Text for analysis:
:::::
Sandwich Shop Architecture

by Charles Miller on November 5, 2001

It all started at 12:30 this afternoon, when I told David Pinn (with whom I was pair-programming at the time) that it was time to this.eat(new Sandwich());. Unfortunately, this wasn't the end of it, I'm going to detail below the train of thought I had on the way down to get my chicken and salad roll, as I tried to work out how best to model my lunch activities.

My first thought was to start off with the simplest thing that would possibly work:


public interface SandwichShop {
    public Roll getRoll(Roll roll, Money payment);
}

There. Simple. You tell them what you want, give them the money, and they hand the roll to you.

The problem is, it's not how the shop works. It'd work in a lot of shops - you grab your CD, hand it over with some money, the cashier hands you a CD that has had compactDisc.setOwner(charles) called on it. Maybe they give you a different CD from the bulk stack behind them, you don't really care so long as the CDs are equivalent. In the sandwich shop, I don't hand over a roll, I tell them what sort of roll I want, and they make it for me on the spot. So instead, it'd be more like I was sending the SandwichShop the message getRoll(RollMetaData rollDescription, Money payment);

But it's more complicated than that. I don't give them all the RollMetaData at once. The shop needs to make a number of callbacks to the customer in order to finish the request. The obvious candidate here is the Visitor Pattern (Design Patterns, Gamma et. al. p331), but it's not quite applicable in this instance. A better layout would be...
:::::
Complete the following:
a - Reproduce the passage of the sandwich shop post from "public interface SandwichShop" up to and including "roll to you.", word for word.
b - Pick up the sandwich shop post after its final sentence and keep writing it.
The records after this point are separate material, unrelated to the sandwich shop post.

Data excerpts:
:::::
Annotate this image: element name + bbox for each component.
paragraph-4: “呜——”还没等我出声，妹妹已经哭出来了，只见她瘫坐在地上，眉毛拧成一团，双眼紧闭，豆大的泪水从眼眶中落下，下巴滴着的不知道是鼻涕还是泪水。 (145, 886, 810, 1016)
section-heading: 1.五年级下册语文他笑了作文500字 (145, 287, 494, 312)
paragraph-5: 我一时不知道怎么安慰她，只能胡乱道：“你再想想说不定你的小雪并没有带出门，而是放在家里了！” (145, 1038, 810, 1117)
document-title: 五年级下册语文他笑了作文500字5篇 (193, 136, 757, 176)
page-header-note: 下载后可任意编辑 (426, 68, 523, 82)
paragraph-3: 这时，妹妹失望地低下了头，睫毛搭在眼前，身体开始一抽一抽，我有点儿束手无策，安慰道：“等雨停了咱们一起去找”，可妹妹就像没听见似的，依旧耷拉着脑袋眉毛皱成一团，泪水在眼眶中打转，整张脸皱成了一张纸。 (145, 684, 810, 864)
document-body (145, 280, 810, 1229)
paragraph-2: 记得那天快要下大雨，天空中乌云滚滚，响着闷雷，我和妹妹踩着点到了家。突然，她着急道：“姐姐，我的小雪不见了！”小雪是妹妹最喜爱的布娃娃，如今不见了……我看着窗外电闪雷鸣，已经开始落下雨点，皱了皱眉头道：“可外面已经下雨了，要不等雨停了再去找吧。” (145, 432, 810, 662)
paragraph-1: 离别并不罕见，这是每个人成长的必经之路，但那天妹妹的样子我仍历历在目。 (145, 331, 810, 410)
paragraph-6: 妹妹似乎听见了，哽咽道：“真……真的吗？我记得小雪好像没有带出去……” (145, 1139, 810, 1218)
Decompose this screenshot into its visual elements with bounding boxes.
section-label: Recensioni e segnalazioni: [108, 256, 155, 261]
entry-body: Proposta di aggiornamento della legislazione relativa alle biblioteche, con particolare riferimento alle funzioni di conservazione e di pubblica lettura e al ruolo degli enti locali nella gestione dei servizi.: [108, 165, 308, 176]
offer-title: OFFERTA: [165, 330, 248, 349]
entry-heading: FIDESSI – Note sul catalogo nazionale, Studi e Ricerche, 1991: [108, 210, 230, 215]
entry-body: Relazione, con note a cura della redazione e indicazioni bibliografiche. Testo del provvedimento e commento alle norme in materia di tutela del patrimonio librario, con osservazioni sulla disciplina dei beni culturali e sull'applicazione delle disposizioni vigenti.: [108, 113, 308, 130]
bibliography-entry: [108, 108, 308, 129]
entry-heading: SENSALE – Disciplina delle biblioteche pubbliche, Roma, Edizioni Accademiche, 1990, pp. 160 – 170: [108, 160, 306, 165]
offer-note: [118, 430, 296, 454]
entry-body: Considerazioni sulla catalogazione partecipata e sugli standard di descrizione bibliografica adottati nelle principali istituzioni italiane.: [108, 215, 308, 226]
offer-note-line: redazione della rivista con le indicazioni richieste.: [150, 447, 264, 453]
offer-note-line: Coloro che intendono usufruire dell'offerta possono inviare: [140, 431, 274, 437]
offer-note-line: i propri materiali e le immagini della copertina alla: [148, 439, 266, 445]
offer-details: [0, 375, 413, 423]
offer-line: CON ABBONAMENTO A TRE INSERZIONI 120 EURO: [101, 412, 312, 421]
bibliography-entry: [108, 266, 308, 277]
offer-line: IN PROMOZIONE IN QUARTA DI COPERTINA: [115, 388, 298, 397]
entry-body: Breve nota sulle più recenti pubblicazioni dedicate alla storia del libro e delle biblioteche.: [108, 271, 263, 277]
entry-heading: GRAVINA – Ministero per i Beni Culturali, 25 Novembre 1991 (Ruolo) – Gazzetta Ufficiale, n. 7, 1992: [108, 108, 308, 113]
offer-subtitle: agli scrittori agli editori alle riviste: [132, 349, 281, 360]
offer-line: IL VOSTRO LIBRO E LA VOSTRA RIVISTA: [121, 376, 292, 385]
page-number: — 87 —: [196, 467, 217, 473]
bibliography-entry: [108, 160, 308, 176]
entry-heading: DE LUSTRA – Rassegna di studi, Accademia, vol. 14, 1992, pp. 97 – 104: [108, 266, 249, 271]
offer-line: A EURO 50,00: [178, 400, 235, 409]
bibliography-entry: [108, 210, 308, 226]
:::::
Exercise results:
a -
public interface SandwichShop {
    public Roll getRoll(Roll roll, Money payment);
}

There. Simple. You tell them what you want, give them the money, and they hand the roll to you.

b -
public interface SandwichShop {
    public void accept(SandwichShopVisitor v);
}

public interface SandwichShopVisitor {
    public RollMetaData getOrder();
    public boolean isRollButtered();
    public boolean isFillingSalted();
    public boolean isFillingWithPepper();
    public boolean isRollCutInHalf();
    public Money getPayment();
    public void give(Object o);
} 

This way, the shop can make these callbacks during the roll-making procedure. It can choose not to - often I don't get asked whether I want the roll cut in half at all. But they have the ability to.

The problem with this is that it doesn't scale very well to other shopping situations. For every shop you want to visit, you'll need a new FooShopVisitor interface to implement. For example, if you go to McDonalds, you'll need a wantFriesWithThat() method, and wantAnApplePie(). Even worse, the shop needs the ability to change the callback methods without having to go around and recompile all of their customers. Going around recompiling a few billion McDonalds customers whenever they wanted to change their menu would be really annoying.

A better thing to do would be to have a universal shopping interface. You could model all potential orders using RDF... At this point I started eating my lunch, and thankfully, the rest of this plan was lost.